%%

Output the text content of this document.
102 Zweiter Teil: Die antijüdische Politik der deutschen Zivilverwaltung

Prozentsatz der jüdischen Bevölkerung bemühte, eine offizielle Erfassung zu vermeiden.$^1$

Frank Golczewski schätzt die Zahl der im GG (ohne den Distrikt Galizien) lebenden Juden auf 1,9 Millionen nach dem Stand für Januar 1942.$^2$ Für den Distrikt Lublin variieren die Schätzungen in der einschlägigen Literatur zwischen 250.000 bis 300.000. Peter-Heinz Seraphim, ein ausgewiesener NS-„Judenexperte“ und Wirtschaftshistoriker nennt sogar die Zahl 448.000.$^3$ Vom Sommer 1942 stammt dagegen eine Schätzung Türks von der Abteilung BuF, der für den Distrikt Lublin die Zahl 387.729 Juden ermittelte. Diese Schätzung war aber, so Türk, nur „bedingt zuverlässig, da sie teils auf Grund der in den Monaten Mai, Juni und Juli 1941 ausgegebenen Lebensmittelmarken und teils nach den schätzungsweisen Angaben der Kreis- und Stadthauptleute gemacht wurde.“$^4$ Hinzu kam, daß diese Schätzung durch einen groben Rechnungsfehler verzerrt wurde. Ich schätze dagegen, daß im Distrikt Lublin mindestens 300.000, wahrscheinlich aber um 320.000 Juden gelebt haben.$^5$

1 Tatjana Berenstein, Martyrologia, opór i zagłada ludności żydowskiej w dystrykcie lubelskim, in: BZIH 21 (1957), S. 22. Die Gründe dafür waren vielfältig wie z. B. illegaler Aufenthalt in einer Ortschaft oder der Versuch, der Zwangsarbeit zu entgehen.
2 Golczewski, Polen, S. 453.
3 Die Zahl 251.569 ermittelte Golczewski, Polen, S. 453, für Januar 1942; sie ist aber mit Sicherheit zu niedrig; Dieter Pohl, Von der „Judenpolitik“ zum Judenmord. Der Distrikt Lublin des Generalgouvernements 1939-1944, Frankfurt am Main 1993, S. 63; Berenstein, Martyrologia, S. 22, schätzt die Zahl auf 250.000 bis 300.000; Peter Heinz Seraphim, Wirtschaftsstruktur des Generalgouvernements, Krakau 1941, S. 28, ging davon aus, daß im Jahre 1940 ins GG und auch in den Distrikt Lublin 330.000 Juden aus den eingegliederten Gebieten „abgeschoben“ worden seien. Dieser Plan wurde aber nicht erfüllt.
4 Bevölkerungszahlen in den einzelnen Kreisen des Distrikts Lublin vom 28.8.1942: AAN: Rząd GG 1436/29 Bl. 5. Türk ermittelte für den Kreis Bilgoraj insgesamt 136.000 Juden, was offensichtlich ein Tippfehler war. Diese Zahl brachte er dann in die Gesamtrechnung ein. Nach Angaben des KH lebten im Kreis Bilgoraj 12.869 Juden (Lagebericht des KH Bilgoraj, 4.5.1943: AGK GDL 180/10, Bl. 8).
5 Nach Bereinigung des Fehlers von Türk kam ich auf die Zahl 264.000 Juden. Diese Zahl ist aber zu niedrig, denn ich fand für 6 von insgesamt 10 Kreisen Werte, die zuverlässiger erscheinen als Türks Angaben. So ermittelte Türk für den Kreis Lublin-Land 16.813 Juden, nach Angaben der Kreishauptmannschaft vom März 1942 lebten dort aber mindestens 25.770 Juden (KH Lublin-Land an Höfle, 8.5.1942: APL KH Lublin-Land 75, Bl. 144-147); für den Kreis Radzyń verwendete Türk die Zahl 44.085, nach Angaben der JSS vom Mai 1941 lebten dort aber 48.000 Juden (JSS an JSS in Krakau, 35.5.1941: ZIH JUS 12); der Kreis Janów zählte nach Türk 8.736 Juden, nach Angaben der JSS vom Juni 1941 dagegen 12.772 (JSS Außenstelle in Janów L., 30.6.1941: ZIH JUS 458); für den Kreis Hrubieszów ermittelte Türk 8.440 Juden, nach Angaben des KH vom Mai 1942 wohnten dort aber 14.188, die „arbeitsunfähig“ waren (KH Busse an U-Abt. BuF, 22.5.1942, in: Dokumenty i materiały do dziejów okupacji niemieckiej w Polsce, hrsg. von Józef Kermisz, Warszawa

%%

## EXERCISE PROMPT
Transcribe every record above exactly as it appears.

## COMPLETE OUTPUT
Output the text content of this document.
102 Zweiter Teil: Die antijüdische Politik der deutschen Zivilverwaltung

Prozentsatz der jüdischen Bevölkerung bemühte, eine offizielle Erfassung zu vermeiden.$^1$

Frank Golczewski schätzt die Zahl der im GG (ohne den Distrikt Galizien) lebenden Juden auf 1,9 Millionen nach dem Stand für Januar 1942.$^2$ Für den Distrikt Lublin variieren die Schätzungen in der einschlägigen Literatur zwischen 250.000 bis 300.000. Peter-Heinz Seraphim, ein ausgewiesener NS-„Judenexperte“ und Wirtschaftshistoriker nennt sogar die Zahl 448.000.$^3$ Vom Sommer 1942 stammt dagegen eine Schätzung Türks von der Abteilung BuF, der für den Distrikt Lublin die Zahl 387.729 Juden ermittelte. Diese Schätzung war aber, so Türk, nur „bedingt zuverlässig, da sie teils auf Grund der in den Monaten Mai, Juni und Juli 1941 ausgegebenen Lebensmittelmarken und teils nach den schätzungsweisen Angaben der Kreis- und Stadthauptleute gemacht wurde.“$^4$ Hinzu kam, daß diese Schätzung durch einen groben Rechnungsfehler verzerrt wurde. Ich schätze dagegen, daß im Distrikt Lublin mindestens 300.000, wahrscheinlich aber um 320.000 Juden gelebt haben.$^5$

1 Tatjana Berenstein, Martyrologia, opór i zagłada ludności żydowskiej w dystrykcie lubelskim, in: BZIH 21 (1957), S. 22. Die Gründe dafür waren vielfältig wie z. B. illegaler Aufenthalt in einer Ortschaft oder der Versuch, der Zwangsarbeit zu entgehen.
2 Golczewski, Polen, S. 453.
3 Die Zahl 251.569 ermittelte Golczewski, Polen, S. 453, für Januar 1942; sie ist aber mit Sicherheit zu niedrig; Dieter Pohl, Von der „Judenpolitik“ zum Judenmord. Der Distrikt Lublin des Generalgouvernements 1939-1944, Frankfurt am Main 1993, S. 63; Berenstein, Martyrologia, S. 22, schätzt die Zahl auf 250.000 bis 300.000; Peter Heinz Seraphim, Wirtschaftsstruktur des Generalgouvernements, Krakau 1941, S. 28, ging davon aus, daß im Jahre 1940 ins GG und auch in den Distrikt Lublin 330.000 Juden aus den eingegliederten Gebieten „abgeschoben“ worden seien. Dieser Plan wurde aber nicht erfüllt.
4 Bevölkerungszahlen in den einzelnen Kreisen des Distrikts Lublin vom 28.8.1942: AAN: Rząd GG 1436/29 Bl. 5. Türk ermittelte für den Kreis Bilgoraj insgesamt 136.000 Juden, was offensichtlich ein Tippfehler war. Diese Zahl brachte er dann in die Gesamtrechnung ein. Nach Angaben des KH lebten im Kreis Bilgoraj 12.869 Juden (Lagebericht des KH Bilgoraj, 4.5.1943: AGK GDL 180/10, Bl. 8).
5 Nach Bereinigung des Fehlers von Türk kam ich auf die Zahl 264.000 Juden. Diese Zahl ist aber zu niedrig, denn ich fand für 6 von insgesamt 10 Kreisen Werte, die zuverlässiger erscheinen als Türks Angaben. So ermittelte Türk für den Kreis Lublin-Land 16.813 Juden, nach Angaben der Kreishauptmannschaft vom März 1942 lebten dort aber mindestens 25.770 Juden (KH Lublin-Land an Höfle, 8.5.1942: APL KH Lublin-Land 75, Bl. 144-147); für den Kreis Radzyń verwendete Türk die Zahl 44.085, nach Angaben der JSS vom Mai 1941 lebten dort aber 48.000 Juden (JSS an JSS in Krakau, 35.5.1941: ZIH JUS 12); der Kreis Janów zählte nach Türk 8.736 Juden, nach Angaben der JSS vom Juni 1941 dagegen 12.772 (JSS Außenstelle in Janów L., 30.6.1941: ZIH JUS 458); für den Kreis Hrubieszów ermittelte Türk 8.440 Juden, nach Angaben des KH vom Mai 1942 wohnten dort aber 14.188, die „arbeitsunfähig“ waren (KH Busse an U-Abt. BuF, 22.5.1942, in: Dokumenty i materiały do dziejów okupacji niemieckiej w Polsce, hrsg. von Józef Kermisz, Warszawa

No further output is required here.